▸ **DIRECTION**
Below are the records. Gather each line that holds "States".

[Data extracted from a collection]
================

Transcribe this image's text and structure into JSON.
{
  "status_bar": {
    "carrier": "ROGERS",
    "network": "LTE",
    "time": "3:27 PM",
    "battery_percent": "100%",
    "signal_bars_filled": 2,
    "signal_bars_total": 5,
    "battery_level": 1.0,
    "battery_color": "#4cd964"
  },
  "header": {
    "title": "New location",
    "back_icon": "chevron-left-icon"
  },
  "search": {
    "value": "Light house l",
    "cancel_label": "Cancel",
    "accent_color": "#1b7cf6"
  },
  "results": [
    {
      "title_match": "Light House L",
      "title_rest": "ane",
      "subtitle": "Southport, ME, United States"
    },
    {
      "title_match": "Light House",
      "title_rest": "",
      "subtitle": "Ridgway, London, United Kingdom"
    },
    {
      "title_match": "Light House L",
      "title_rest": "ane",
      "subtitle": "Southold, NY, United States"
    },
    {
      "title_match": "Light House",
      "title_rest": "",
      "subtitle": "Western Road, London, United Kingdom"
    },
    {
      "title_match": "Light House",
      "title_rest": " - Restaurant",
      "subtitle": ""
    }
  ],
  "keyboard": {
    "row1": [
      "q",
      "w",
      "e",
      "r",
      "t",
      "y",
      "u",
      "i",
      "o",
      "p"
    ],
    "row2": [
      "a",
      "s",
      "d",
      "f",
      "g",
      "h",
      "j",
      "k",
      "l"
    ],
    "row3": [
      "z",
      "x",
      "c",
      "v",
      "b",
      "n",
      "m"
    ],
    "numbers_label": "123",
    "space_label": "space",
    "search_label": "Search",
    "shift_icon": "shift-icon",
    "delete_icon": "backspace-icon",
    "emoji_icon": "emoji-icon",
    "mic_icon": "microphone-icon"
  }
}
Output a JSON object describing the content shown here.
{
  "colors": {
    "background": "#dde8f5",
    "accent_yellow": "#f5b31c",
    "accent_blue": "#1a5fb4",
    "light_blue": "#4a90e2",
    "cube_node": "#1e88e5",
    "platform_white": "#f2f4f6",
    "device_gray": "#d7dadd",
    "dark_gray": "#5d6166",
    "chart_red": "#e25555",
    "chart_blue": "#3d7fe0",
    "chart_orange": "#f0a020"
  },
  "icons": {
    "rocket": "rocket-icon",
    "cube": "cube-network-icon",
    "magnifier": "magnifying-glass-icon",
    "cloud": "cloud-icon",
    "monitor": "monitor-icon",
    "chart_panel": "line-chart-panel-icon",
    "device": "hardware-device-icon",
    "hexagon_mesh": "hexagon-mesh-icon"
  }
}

================

▸ **THE OUTPUT**
      "subtitle": "Southport, ME, United States"
      "subtitle": "Southold, NY, United States"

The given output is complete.